## Start Provided entries

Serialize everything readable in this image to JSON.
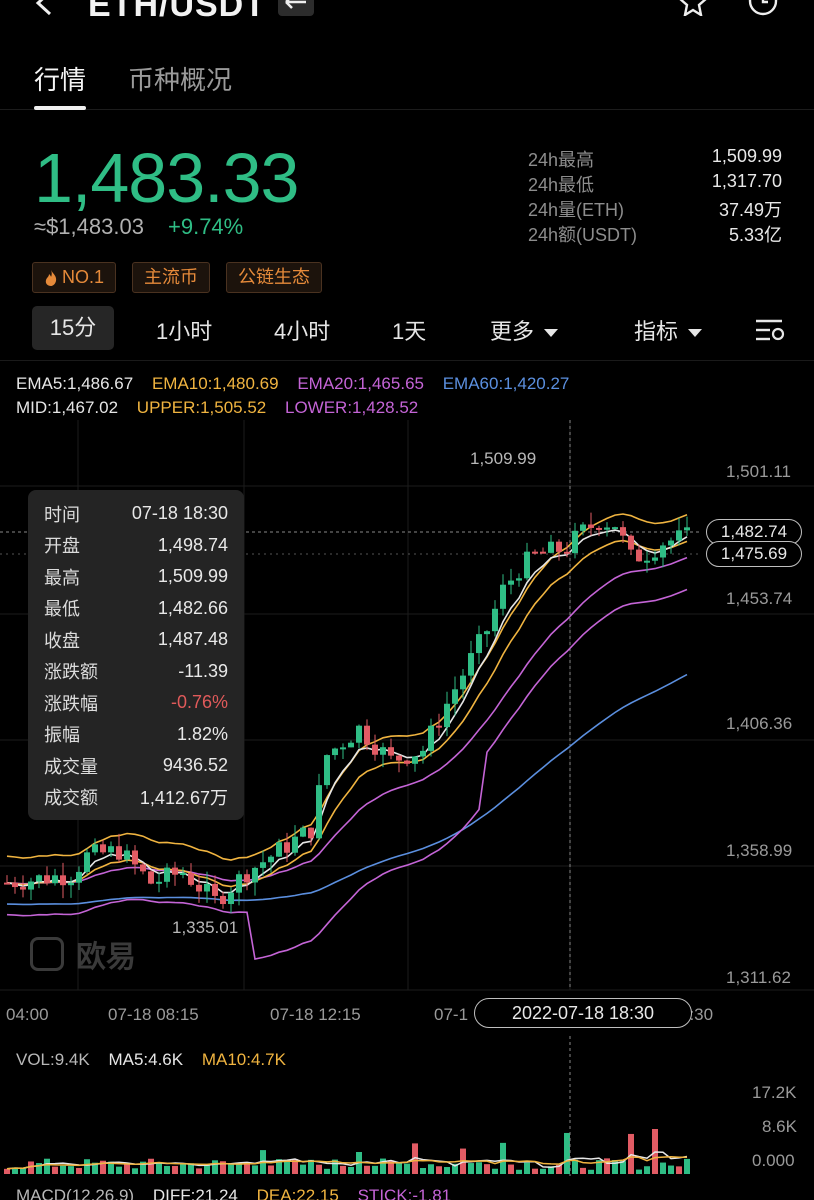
{
  "header": {
    "title": "ETH/USDT"
  },
  "tabs": [
    {
      "label": "行情"
    },
    {
      "label": "币种概况"
    }
  ],
  "price": {
    "last": "1,483.33",
    "fiat": "≈$1,483.03",
    "change": "+9.74%"
  },
  "stats": [
    {
      "label": "24h最高",
      "value": "1,509.99"
    },
    {
      "label": "24h最低",
      "value": "1,317.70"
    },
    {
      "label": "24h量(ETH)",
      "value": "37.49万"
    },
    {
      "label": "24h额(USDT)",
      "value": "5.33亿"
    }
  ],
  "tags": [
    {
      "label": "NO.1"
    },
    {
      "label": "主流币"
    },
    {
      "label": "公链生态"
    }
  ],
  "intervals": {
    "m15": "15分",
    "h1": "1小时",
    "h4": "4小时",
    "d1": "1天",
    "more": "更多",
    "indicators": "指标"
  },
  "indicators": {
    "ema5": "EMA5:1,486.67",
    "ema10": "EMA10:1,480.69",
    "ema20": "EMA20:1,465.65",
    "ema60": "EMA60:1,420.27",
    "mid": "MID:1,467.02",
    "upper": "UPPER:1,505.52",
    "lower": "LOWER:1,428.52"
  },
  "price_axis": {
    "p1": "1,501.11",
    "p2": "1,453.74",
    "p3": "1,406.36",
    "p4": "1,358.99",
    "p5": "1,311.62"
  },
  "markers": {
    "high": "1,509.99",
    "low": "1,335.01"
  },
  "price_tags": {
    "upper": "1,482.74",
    "lower": "1,475.69"
  },
  "time_axis": {
    "t1": "04:00",
    "t2": "07-18 08:15",
    "t3": "07-18 12:15",
    "t4": "07-1",
    "t5": "0:30"
  },
  "crosshair_time": "2022-07-18 18:30",
  "tooltip": [
    {
      "label": "时间",
      "value": "07-18 18:30"
    },
    {
      "label": "开盘",
      "value": "1,498.74"
    },
    {
      "label": "最高",
      "value": "1,509.99"
    },
    {
      "label": "最低",
      "value": "1,482.66"
    },
    {
      "label": "收盘",
      "value": "1,487.48"
    },
    {
      "label": "涨跌额",
      "value": "-11.39"
    },
    {
      "label": "涨跌幅",
      "value": "-0.76%"
    },
    {
      "label": "振幅",
      "value": "1.82%"
    },
    {
      "label": "成交量",
      "value": "9436.52"
    },
    {
      "label": "成交额",
      "value": "1,412.67万"
    }
  ],
  "watermark": "欧易",
  "volume": {
    "vol": "VOL:9.4K",
    "ma5": "MA5:4.6K",
    "ma10": "MA10:4.7K",
    "axis_top": "17.2K",
    "axis_mid": "8.6K",
    "axis_bottom": "0.000"
  },
  "macd": {
    "label": "MACD(12,26,9)",
    "diff": "DIFF:21.24",
    "dea": "DEA:22.15",
    "stick": "STICK:-1.81"
  },
  "colors": {
    "up": "#2fbd85",
    "down": "#e15b64",
    "ema5": "#e6e6e6",
    "ema10": "#f0b440",
    "ema20": "#c464d6",
    "ema60": "#5b8fdf",
    "tag": "#e58a3a"
  }
}
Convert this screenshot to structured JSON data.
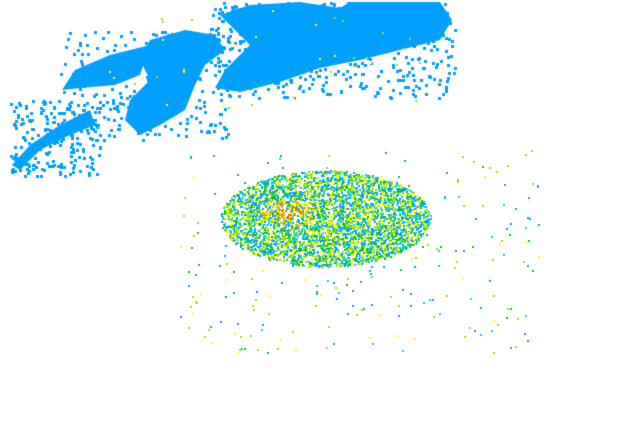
{
  "radar": {
    "background": "#ffffff",
    "palette": {
      "light_blue": "#00a0ff",
      "blue_shade": "#1e90ff",
      "cyan": "#00d8e8",
      "green": "#00c800",
      "lime": "#a0e000",
      "yellow": "#ffff00",
      "orange": "#ffa000",
      "red_orange": "#ff6000"
    }
  }
}
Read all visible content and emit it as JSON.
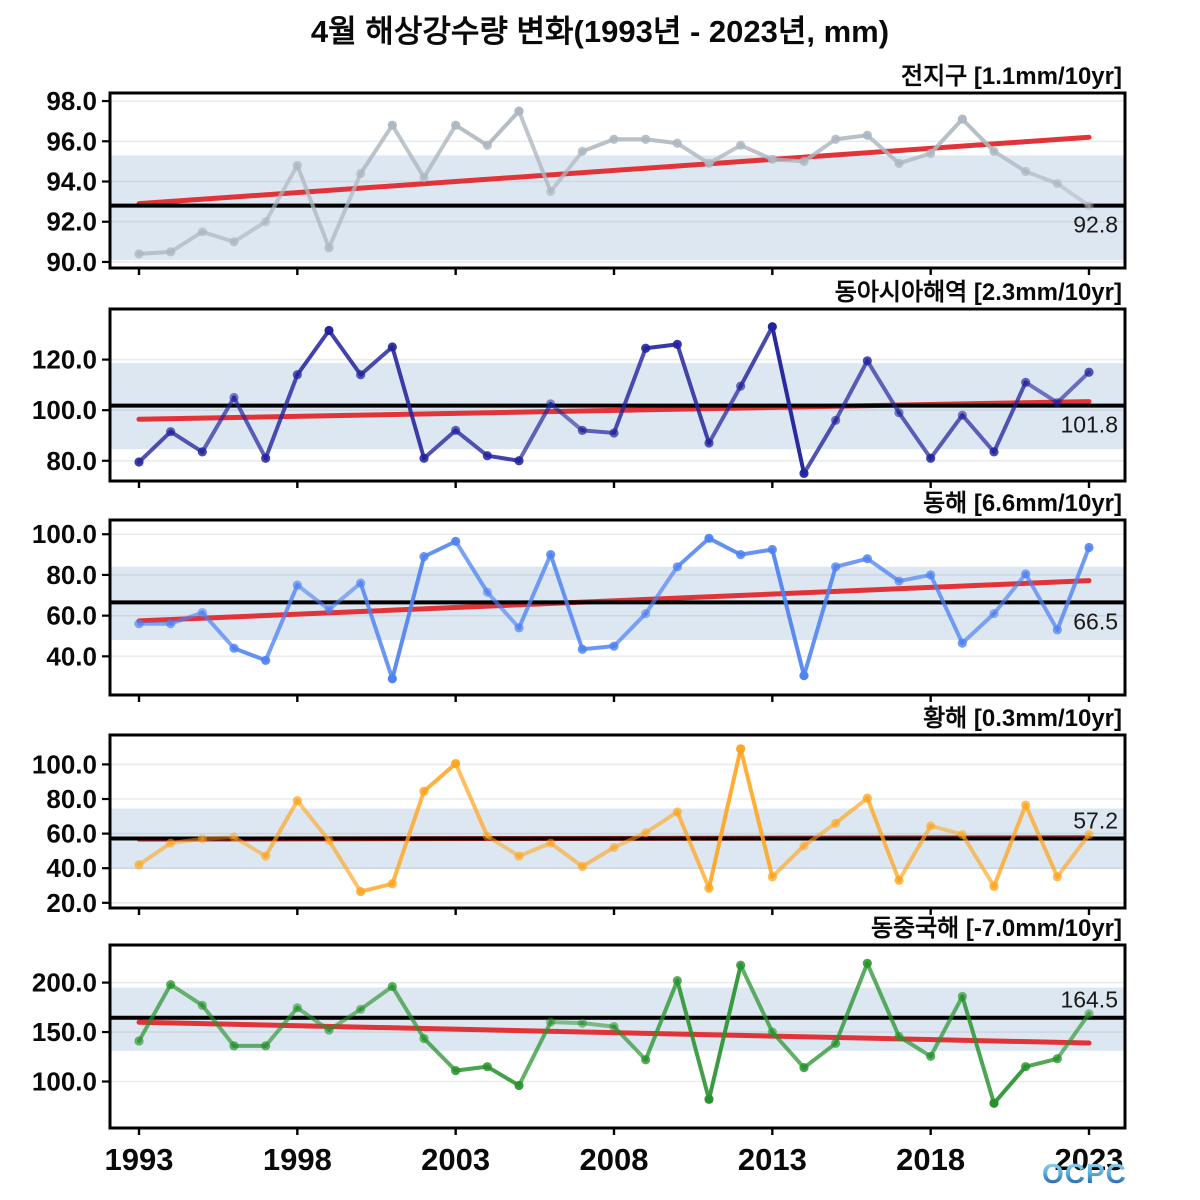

## End Provided entries

Restate the data above word for word. Do not include the images.

Serialize everything readable in this image to JSON.
{
  "header": {
    "title": "ETH/USDT"
  },
  "tabs": [
    {
      "label": "行情"
    },
    {
      "label": "币种概况"
    }
  ],
  "price": {
    "last": "1,483.33",
    "fiat": "≈$1,483.03",
    "change": "+9.74%"
  },
  "stats": [
    {
      "label": "24h最高",
      "value": "1,509.99"
    },
    {
      "label": "24h最低",
      "value": "1,317.70"
    },
    {
      "label": "24h量(ETH)",
      "value": "37.49万"
    },
    {
      "label": "24h额(USDT)",
      "value": "5.33亿"
    }
  ],
  "tags": [
    {
      "label": "NO.1"
    },
    {
      "label": "主流币"
    },
    {
      "label": "公链生态"
    }
  ],
  "intervals": {
    "m15": "15分",
    "h1": "1小时",
    "h4": "4小时",
    "d1": "1天",
    "more": "更多",
    "indicators": "指标"
  },
  "indicators": {
    "ema5": "EMA5:1,486.67",
    "ema10": "EMA10:1,480.69",
    "ema20": "EMA20:1,465.65",
    "ema60": "EMA60:1,420.27",
    "mid": "MID:1,467.02",
    "upper": "UPPER:1,505.52",
    "lower": "LOWER:1,428.52"
  },
  "price_axis": {
    "p1": "1,501.11",
    "p2": "1,453.74",
    "p3": "1,406.36",
    "p4": "1,358.99",
    "p5": "1,311.62"
  },
  "markers": {
    "high": "1,509.99",
    "low": "1,335.01"
  },
  "price_tags": {
    "upper": "1,482.74",
    "lower": "1,475.69"
  },
  "time_axis": {
    "t1": "04:00",
    "t2": "07-18 08:15",
    "t3": "07-18 12:15",
    "t4": "07-1",
    "t5": "0:30"
  },
  "crosshair_time": "2022-07-18 18:30",
  "tooltip": [
    {
      "label": "时间",
      "value": "07-18 18:30"
    },
    {
      "label": "开盘",
      "value": "1,498.74"
    },
    {
      "label": "最高",
      "value": "1,509.99"
    },
    {
      "label": "最低",
      "value": "1,482.66"
    },
    {
      "label": "收盘",
      "value": "1,487.48"
    },
    {
      "label": "涨跌额",
      "value": "-11.39"
    },
    {
      "label": "涨跌幅",
      "value": "-0.76%"
    },
    {
      "label": "振幅",
      "value": "1.82%"
    },
    {
      "label": "成交量",
      "value": "9436.52"
    },
    {
      "label": "成交额",
      "value": "1,412.67万"
    }
  ],
  "watermark": "欧易",
  "volume": {
    "vol": "VOL:9.4K",
    "ma5": "MA5:4.6K",
    "ma10": "MA10:4.7K",
    "axis_top": "17.2K",
    "axis_mid": "8.6K",
    "axis_bottom": "0.000"
  },
  "macd": {
    "label": "MACD(12,26,9)",
    "diff": "DIFF:21.24",
    "dea": "DEA:22.15",
    "stick": "STICK:-1.81"
  },
  "colors": {
    "up": "#2fbd85",
    "down": "#e15b64",
    "ema5": "#e6e6e6",
    "ema10": "#f0b440",
    "ema20": "#c464d6",
    "ema60": "#5b8fdf",
    "tag": "#e58a3a"
  }
}
Convert this screenshot to structured JSON data.
{
  "radar": {
    "background": "#ffffff",
    "palette": {
      "light_blue": "#00a0ff",
      "blue_shade": "#1e90ff",
      "cyan": "#00d8e8",
      "green": "#00c800",
      "lime": "#a0e000",
      "yellow": "#ffff00",
      "orange": "#ffa000",
      "red_orange": "#ff6000"
    }
  }
}
Read all visible content and emit it as JSON.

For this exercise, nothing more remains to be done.